• Written request 1
Turn the listing lines from the line with "- add-plate-icon: [618, 744, 632, 764]" to the line with "- inch-radio[interactable]: [650, 35, 662, 46]" into a Markdown table with the columns Row and Entry. Number the rows in order and leave out any blank lines.

--- Start Selected extract ---

The conflict in South Sudan risks reversing gains in food security that the country had made over the last year, according to the United Nations Food and Agriculture Organization (FAO) and the World Food Programme (WFP).
The two agencies said on Friday that when conflict erupted in December 2013, South Sudan’s food security outlook was the best it had been in five years, but the consequences of the conflict threaten to undo the country’s progress toward food security, and are likely to impact even parts of South Sudan not directly affected by fighting.
FAO and WFP say the crisis has led to widespread population displacement, loss of food stocks and disruption to trade and migration routes that are pushing millions more into hunger.
“Before mid-December, there was every indication that South Sudan had taken a step forward on food security, but the crisis is taking the country three steps backward instead,” said WFP Country Director Chris Nikoi. “Displacements caused by the conflict have left many people needing urgent food assistance.”
The states most affected by the conflict, namely Jonglei, Upper Nile and Unity, were also the most food insecure prior to the conflict, the agencies said. Compared to the rest of the country, those three states had higher levels of severe food insecurity, the highest cereal deficits in the country and very high dependency on markets for staple food.
“The livelihood systems in these states are diversified, with crops contributing only a portion of annual food needs,” said Dr. Sue Lautze, FAO’s Head of Office in South Sudan. “What is worrying now is the impact of the conflict on not only crops but also livestock, fishing and trading,” Lautze added.
Continuing insecurity is affecting trade routes through which food supplies are brought to other wider areas of South Sudan. The disruption in food supplies is taking place as households exhaust their stocks and enter the period when dependency on markets for food supplies becomes greater, the report said.
Significant delays caused by conflict will also have a serious impact on the ability of households to produce food for the next planting season. Continued unrest is disrupting the coming agricultural season as planting activities need to start across the country from mid-March to mid-June.

--- End Selected extract ---
--- Start Records supplied ---

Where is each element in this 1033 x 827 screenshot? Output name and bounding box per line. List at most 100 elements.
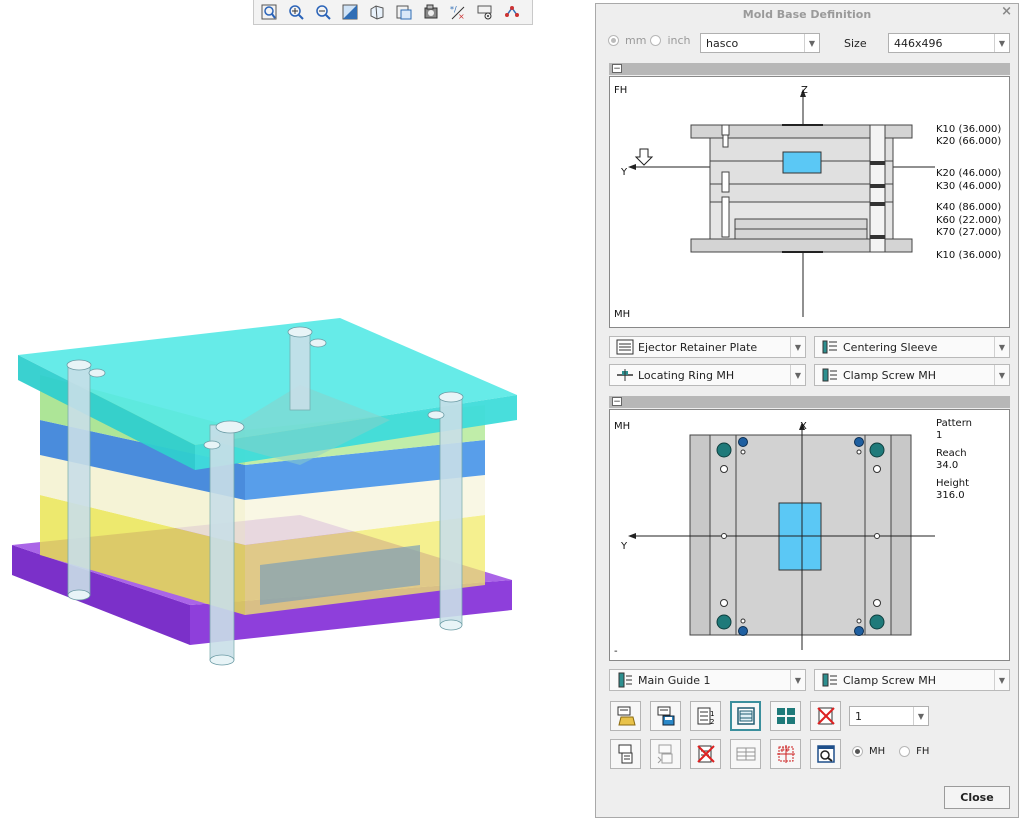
- add-plate-icon: [618, 744, 632, 764]
- plate-label: K20 (66.000): [936, 136, 1002, 147]
- mh-label: MH: [614, 309, 631, 320]
- chevron-down-icon: ▼: [790, 365, 805, 385]
- plate-label: K10 (36.000): [936, 250, 1002, 261]
- axis-x-label: X: [800, 421, 807, 432]
- sleeve-icon: [822, 340, 837, 354]
- mm-label: mm: [625, 34, 647, 47]
- close-button[interactable]: Close: [944, 786, 1010, 809]
- svg-text:×: ×: [458, 12, 465, 21]
- ejector-label: Ejector Retainer Plate: [638, 340, 758, 354]
- inch-radio[interactable]: [650, 35, 662, 46]
- dash-label: -: [614, 646, 618, 657]
- chevron-down-icon: ▼: [913, 707, 928, 725]
- fh-radio-label: FH: [916, 746, 930, 757]
- view-manager-icon[interactable]: [393, 1, 415, 23]
- svg-text:1: 1: [710, 710, 714, 718]
- insert-icon: [736, 747, 755, 761]
- screw-icon: [822, 673, 837, 687]
- axis-z-label: Z: [801, 85, 808, 96]
- chevron-down-icon: ▼: [994, 337, 1009, 357]
- centering-sleeve-combo[interactable]: Centering Sleeve ▼: [814, 336, 1010, 358]
- clamp-screw-mh-combo[interactable]: Clamp Screw MH ▼: [814, 669, 1010, 691]
- replace-plate-button[interactable]: [650, 739, 681, 769]
- side-view-panel[interactable]: FH MH Z Y K10 (36.000) K20 (66.000) K20 …: [609, 76, 1010, 328]
- chevron-down-icon: ▼: [790, 337, 805, 357]
- lower-panel-header: −: [609, 396, 1010, 408]
- delete-component-button[interactable]: [810, 701, 841, 731]
- mh-radio-label: MH: [869, 746, 886, 757]
- delete-plate-icon: [696, 745, 715, 763]
- perspective-icon[interactable]: [420, 1, 442, 23]
- chevron-down-icon: ▼: [994, 670, 1009, 690]
- size-select[interactable]: 446x496 ▼: [888, 33, 1010, 53]
- centering-label: Centering Sleeve: [843, 340, 938, 354]
- saved-views-icon[interactable]: [366, 1, 388, 23]
- plate-label: K40 (86.000): [936, 202, 1002, 213]
- spin-center-icon[interactable]: [474, 1, 496, 23]
- plate-view-button[interactable]: [730, 701, 761, 731]
- pattern-label: Pattern: [936, 418, 972, 429]
- height-label: Height: [936, 478, 970, 489]
- clamp1-label: Clamp Screw MH: [843, 368, 937, 382]
- main-guide-combo[interactable]: Main Guide 1 ▼: [609, 669, 806, 691]
- dialog-title: Mold Base Definition: [742, 8, 872, 21]
- preview-icon: [816, 745, 835, 763]
- dimension-button[interactable]: ##: [770, 739, 801, 769]
- inch-label: inch: [667, 34, 691, 47]
- preview-button[interactable]: [810, 739, 841, 769]
- open-button[interactable]: [610, 701, 641, 731]
- size-value: 446x496: [894, 36, 943, 50]
- collapse-icon[interactable]: −: [612, 397, 622, 406]
- fh-radio[interactable]: [899, 746, 911, 757]
- mh-label: MH: [614, 421, 631, 432]
- insert-plate-button[interactable]: [730, 739, 761, 769]
- mh-radio[interactable]: [852, 746, 863, 757]
- mold-base-definition-dialog: Mold Base Definition × mm inch hasco ▼ S…: [595, 3, 1019, 818]
- svg-text:2: 2: [710, 718, 714, 726]
- svg-text:*/: */: [450, 5, 457, 14]
- delete-plate-button[interactable]: [690, 739, 721, 769]
- pattern-value: 1: [936, 430, 943, 441]
- zoom-in-icon[interactable]: [285, 1, 307, 23]
- ejector-retainer-plate-combo[interactable]: Ejector Retainer Plate ▼: [609, 336, 806, 358]
- chevron-down-icon: ▼: [804, 34, 819, 52]
- plate-label: K70 (27.000): [936, 227, 1002, 238]
- reach-label: Reach: [936, 448, 967, 459]
- locating-ring-icon: [617, 369, 633, 381]
- height-value: 316.0: [936, 490, 965, 501]
- plate-list-button[interactable]: 12: [690, 701, 721, 731]
- model-viewport[interactable]: [0, 25, 592, 824]
- delete-icon: [816, 707, 835, 725]
- units-row: mm inch: [608, 34, 691, 47]
- chevron-down-icon: ▼: [994, 365, 1009, 385]
- top-view-panel[interactable]: MH X Y - Pattern 1 Reach 34.0 Height 316…: [609, 409, 1010, 661]
- count-select[interactable]: 1 ▼: [849, 706, 929, 726]
- mold-base-3d-model: [12, 318, 517, 666]
- clamp2-label: Clamp Screw MH: [843, 673, 937, 687]
- mm-radio[interactable]: [608, 35, 619, 46]
- zoom-out-icon[interactable]: [312, 1, 334, 23]
- plate-icon: [616, 339, 634, 355]
- dialog-close-icon[interactable]: ×: [1001, 4, 1012, 19]
- vendor-select[interactable]: hasco ▼: [700, 33, 820, 53]
- annotation-display-icon[interactable]: */×: [447, 1, 469, 23]
- display-style-icon[interactable]: [339, 1, 361, 23]
- svg-text:##: ##: [780, 747, 790, 754]
- open-folder-icon: [617, 706, 636, 726]
- plate-label: K10 (36.000): [936, 124, 1002, 135]
- save-icon: [657, 706, 674, 726]
- upper-panel-header: −: [609, 63, 1010, 75]
- locating-label: Locating Ring MH: [638, 368, 735, 382]
- collapse-icon[interactable]: −: [612, 64, 622, 73]
- chevron-down-icon: ▼: [994, 34, 1009, 52]
- clamp-screw-combo[interactable]: Clamp Screw MH ▼: [814, 364, 1010, 386]
- plate-label: K30 (46.000): [936, 181, 1002, 192]
- reach-value: 34.0: [936, 460, 959, 471]
- add-plate-button[interactable]: [610, 739, 641, 769]
- refit-icon[interactable]: [258, 1, 280, 23]
- locating-ring-combo[interactable]: Locating Ring MH ▼: [609, 364, 806, 386]
- datum-display-icon[interactable]: [501, 1, 523, 23]
- layout-grid-button[interactable]: [770, 701, 801, 731]
- screw-icon: [822, 368, 837, 382]
- save-button[interactable]: [650, 701, 681, 731]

--- End Records supplied ---

• Written request 2
Continue the article on South Sudan's food security from where it stops.

• Right answer 1
| Row | Entry |
|---|---|
| 1 | - add-plate-icon: [618, 744, 632, 764] |
| 2 | - plate-label: K20 (66.000): [936, 136, 1002, 147] |
| 3 | - mh-label: MH: [614, 309, 631, 320] |
| 4 | - chevron-down-icon: ▼: [790, 365, 805, 385] |
| 5 | - plate-label: K10 (36.000): [936, 250, 1002, 261] |
| 6 | - axis-x-label: X: [800, 421, 807, 432] |
| 7 | - sleeve-icon: [822, 340, 837, 354] |
| 8 | - mm-label: mm: [625, 34, 647, 47] |
| 9 | - close-button[interactable]: Close: [944, 786, 1010, 809] |
| 10 | - svg-text:×: ×: [458, 12, 465, 21] |
| 11 | - ejector-label: Ejector Retainer Plate: [638, 340, 758, 354] |
| 12 | - inch-radio[interactable]: [650, 35, 662, 46] |

• Right answer 2
The agencies’ concerns are outlined in a recently released report called the FAO-WFP Crop and Food Security Assessment Mission to South Sudan (CFSAM), conducted every year by the two UN agencies and the country’s Ministry of Agriculture. The CFSAM is an important tool in assessing South Sudan’s agricultural production and food availability. The CFSAM team, working in collaboration with the Government, collected data for the annual assessment in October and November. At the time, food insecurity was at its lowest in five years due to a sequence of two good harvests coupled with lower market prices for staple foods. The percentage of people with inadequate food consumption had declined to 33 percent in October 2013, compared to 40 percent at the same time in 2012.
After the outbreak of conflict, the CFSAM team re-analyzed the results of the study to estimate the impact that the crisis would have on South Sudan’s overall food security. The report warns that, because of the ongoing crisis, an additional two million people or more are likely to experience significant food scarcity in 2014. The number of people in “crisis” and “emergency” food security conditions is estimated to have more than tripled. More than one million people are now estimated to be in “emergency” food security phase as opposed to none prior to the conflict.
WFP is expanding its operations in South Sudan to provide food assistance for 2.5 million conflict-affected and food-insecure people, and is deploying mobile distribution teams to reach remote areas. WFP urgently requires US$432 million to meet immediate needs and to preposition food stocks in secure sites where possible before the rainy season renders much of the country inaccessible. In states not directly affected by the conflict, WFP continues its efforts to use food assistance to strengthen resilience and livelihoods through community-level asset creation and support for nutrition and education. WFP relies entirely on voluntary funding, and is appealing for urgent contributions.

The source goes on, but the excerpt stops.